━━━ EXCERPTED PASSAGE
Pocono Raceway is probably the most unique race track on the Monster Energy NASCAR Cup Series schedule, and it’s going to require a unique approach when it comes to FanDuel as well. Nicknamed “The Tricky Triangle,” Pocono is a huge 2.5-mile track, and because of that we’re only scheduled to run 160 laps for Sunday’s race. This obviously means that laps led FPTS in FanDuel will be at a minimum, which–in a way–takes some away from focusing on dominators. In addition to that, the races at Pocono constantly have fuel mileage come into play, as well as other strategy calls with the addition of Stages. And as we saw last year, having fresh tires late can turn a bad day into a good day when the checkered flag waves.
FanDuel Driver Targets at Pocono
Kyle Busch ($12,000) – Rowdy had the best car at Pocono in both races last season, and there’s no reason to think he won’t be a contender again on Sunday–especially after that ass whooping he put on everyone at Charlotte last week (and in the Xfinity race here at Pocono on Saturday). The #18 Toyota will roll off the grid from 5th when the 2018 Pocono 400 goes green and should be contending with the leaders all day long. Kyle laid down the fastest lap during the Happy Hour practice session here on Saturday and had the 5th-best ten-lap average during that session as well. He confidently stated that he had a top 5 car when interviewed, and in Kyle-Busch-Translation-Speak that means he has a car that can contend for the win. As far as the field as a whole, it’s looking like Kevin Harvick is the clear #1 heading into Sunday–more on him down below–but Kyle Busch isn’t too far off in 2nd, at least in my opinion.
━━━━━━
━━━ GIVEN RECORDS
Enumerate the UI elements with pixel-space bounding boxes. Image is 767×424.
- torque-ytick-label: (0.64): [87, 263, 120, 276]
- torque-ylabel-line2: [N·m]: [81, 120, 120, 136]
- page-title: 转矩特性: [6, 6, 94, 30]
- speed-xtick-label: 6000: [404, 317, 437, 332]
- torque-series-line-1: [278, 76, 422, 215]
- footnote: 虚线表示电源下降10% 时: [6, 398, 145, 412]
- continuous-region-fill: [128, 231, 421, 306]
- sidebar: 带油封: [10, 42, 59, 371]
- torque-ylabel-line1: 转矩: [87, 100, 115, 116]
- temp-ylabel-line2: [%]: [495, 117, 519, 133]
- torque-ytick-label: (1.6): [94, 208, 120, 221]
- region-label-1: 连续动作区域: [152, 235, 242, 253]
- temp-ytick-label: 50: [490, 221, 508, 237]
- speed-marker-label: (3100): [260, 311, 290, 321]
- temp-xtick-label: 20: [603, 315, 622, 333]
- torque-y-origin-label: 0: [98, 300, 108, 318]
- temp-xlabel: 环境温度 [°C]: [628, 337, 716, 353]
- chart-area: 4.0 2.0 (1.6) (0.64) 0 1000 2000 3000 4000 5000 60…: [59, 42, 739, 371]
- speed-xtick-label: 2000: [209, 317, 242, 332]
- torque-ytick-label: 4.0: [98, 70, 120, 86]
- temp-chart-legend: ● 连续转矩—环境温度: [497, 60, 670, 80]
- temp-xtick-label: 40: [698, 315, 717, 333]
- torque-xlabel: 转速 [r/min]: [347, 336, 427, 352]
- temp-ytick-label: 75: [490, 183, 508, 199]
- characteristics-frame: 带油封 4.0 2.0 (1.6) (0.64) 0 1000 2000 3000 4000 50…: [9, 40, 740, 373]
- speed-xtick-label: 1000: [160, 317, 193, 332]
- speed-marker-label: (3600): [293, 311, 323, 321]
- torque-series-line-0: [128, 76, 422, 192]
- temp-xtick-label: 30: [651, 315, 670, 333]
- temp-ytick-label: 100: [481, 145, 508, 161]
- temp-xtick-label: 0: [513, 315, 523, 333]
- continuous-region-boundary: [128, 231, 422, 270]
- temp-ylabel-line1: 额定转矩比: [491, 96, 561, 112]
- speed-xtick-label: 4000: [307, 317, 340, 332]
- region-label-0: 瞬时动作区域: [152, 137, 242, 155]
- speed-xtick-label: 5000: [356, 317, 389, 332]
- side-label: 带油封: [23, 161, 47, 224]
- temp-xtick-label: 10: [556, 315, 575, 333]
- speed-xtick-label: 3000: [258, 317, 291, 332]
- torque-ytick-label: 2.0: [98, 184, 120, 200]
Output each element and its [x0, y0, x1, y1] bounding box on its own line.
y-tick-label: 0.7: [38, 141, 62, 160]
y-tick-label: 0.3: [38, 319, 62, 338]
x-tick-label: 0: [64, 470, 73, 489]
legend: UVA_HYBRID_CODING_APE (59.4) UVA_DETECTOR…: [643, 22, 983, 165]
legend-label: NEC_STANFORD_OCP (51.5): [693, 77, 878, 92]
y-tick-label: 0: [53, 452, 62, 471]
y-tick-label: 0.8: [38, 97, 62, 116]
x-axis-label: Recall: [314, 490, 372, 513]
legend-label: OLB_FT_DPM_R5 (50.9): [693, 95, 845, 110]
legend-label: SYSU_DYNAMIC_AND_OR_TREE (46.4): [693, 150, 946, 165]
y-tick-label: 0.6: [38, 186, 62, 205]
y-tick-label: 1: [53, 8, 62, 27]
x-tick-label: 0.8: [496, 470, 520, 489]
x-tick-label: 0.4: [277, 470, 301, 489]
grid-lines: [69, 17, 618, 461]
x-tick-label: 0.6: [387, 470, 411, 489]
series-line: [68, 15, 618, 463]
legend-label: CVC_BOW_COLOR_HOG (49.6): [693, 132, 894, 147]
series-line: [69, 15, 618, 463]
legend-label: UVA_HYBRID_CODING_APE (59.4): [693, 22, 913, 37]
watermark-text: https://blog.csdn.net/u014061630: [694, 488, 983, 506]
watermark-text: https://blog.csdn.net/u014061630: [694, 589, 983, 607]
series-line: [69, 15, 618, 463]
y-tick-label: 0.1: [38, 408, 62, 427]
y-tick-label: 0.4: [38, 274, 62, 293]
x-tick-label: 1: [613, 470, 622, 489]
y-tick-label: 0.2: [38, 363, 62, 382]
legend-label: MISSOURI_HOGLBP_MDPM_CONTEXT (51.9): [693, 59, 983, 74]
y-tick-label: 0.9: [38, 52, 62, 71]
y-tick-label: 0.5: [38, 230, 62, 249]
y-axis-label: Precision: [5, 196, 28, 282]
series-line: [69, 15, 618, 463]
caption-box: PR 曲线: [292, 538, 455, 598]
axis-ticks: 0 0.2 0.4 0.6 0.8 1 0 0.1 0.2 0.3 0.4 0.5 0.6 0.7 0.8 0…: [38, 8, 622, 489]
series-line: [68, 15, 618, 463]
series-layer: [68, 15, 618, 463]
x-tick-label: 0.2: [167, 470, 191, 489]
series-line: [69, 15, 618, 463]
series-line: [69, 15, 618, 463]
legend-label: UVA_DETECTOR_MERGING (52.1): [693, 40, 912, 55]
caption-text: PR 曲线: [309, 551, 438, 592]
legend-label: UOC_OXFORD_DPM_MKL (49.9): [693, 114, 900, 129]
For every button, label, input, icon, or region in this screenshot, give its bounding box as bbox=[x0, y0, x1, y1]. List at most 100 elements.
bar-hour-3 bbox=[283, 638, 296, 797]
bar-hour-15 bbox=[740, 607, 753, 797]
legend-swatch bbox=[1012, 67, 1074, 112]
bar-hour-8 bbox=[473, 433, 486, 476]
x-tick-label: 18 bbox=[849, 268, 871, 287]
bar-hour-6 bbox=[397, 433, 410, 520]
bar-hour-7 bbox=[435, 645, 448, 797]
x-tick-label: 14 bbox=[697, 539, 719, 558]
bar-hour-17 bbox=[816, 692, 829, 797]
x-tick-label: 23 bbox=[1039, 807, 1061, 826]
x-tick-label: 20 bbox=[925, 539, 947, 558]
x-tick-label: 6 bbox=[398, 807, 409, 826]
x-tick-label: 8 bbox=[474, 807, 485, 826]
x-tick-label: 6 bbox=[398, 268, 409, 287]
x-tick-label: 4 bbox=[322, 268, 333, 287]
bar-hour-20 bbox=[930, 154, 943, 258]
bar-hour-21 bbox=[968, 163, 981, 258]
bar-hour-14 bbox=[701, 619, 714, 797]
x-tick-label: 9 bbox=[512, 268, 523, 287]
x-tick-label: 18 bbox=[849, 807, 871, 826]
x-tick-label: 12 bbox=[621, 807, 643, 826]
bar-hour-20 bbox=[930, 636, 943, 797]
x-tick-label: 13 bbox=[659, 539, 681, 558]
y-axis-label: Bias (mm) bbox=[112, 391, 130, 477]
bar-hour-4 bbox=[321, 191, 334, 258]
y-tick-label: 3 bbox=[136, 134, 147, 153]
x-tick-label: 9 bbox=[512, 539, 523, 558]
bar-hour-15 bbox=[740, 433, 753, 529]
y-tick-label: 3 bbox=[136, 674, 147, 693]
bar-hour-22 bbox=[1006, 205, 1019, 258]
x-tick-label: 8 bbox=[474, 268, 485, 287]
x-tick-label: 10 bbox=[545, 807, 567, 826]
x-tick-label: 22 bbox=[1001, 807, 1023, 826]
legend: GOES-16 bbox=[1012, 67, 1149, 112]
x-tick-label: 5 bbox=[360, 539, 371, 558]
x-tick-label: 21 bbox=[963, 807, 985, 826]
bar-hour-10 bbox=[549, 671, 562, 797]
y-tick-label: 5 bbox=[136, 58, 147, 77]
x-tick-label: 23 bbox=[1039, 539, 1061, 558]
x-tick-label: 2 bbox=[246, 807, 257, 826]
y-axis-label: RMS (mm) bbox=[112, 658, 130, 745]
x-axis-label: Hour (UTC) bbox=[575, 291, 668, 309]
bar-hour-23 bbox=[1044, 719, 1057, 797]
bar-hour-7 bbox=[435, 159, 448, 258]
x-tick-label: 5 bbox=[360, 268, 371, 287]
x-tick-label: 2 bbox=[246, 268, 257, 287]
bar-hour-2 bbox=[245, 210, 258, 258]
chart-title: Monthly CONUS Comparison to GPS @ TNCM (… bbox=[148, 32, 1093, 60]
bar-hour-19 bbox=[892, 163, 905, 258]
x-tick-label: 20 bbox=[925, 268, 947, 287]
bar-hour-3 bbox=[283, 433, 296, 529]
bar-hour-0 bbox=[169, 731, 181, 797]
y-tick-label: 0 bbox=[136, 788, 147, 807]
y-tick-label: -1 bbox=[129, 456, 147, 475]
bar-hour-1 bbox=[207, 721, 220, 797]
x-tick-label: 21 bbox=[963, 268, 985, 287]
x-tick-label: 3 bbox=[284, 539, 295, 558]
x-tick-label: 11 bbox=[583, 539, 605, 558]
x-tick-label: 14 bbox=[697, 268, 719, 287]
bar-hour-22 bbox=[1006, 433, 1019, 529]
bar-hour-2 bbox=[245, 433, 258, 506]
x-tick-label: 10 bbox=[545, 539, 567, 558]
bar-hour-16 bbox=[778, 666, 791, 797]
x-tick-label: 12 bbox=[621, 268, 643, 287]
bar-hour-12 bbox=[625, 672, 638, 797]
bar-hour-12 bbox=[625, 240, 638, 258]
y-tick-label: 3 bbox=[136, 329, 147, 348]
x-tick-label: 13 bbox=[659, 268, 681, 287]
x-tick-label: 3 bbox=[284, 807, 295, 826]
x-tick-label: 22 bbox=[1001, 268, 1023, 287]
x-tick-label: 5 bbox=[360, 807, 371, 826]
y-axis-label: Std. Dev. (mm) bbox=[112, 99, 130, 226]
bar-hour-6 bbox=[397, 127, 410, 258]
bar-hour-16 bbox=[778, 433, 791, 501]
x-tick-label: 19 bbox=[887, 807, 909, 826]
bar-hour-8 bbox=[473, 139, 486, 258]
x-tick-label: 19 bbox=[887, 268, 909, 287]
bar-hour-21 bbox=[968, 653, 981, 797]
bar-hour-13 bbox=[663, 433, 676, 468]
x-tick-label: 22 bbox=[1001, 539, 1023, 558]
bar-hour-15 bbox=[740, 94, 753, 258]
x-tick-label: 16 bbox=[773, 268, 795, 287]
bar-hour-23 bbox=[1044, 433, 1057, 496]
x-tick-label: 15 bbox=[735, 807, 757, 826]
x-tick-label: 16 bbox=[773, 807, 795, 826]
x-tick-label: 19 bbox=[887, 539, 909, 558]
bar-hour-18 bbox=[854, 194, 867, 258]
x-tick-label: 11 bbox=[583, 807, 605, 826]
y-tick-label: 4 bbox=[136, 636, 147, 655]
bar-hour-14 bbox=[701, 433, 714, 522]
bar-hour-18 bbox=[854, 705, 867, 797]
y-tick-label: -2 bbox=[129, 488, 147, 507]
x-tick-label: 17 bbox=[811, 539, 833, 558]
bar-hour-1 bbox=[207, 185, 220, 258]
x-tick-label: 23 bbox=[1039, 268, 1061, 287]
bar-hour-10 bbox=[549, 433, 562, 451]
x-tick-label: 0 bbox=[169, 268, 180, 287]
━━━━━━
(WRITTEN INSTRUCTION 1):
According to the Pocono preview, how many laps is Sunday's race scheduled to run?
(WRITTEN INSTRUCTION 2):
Please list the strategy factors that the Pocono preview says come into play in races at Pocono.

(CORRECT OUTPUT 1):
160 laps

(CORRECT OUTPUT 2):
- Fuel mileage
- Strategy calls with the addition of Stages
- Fresh tires late in the race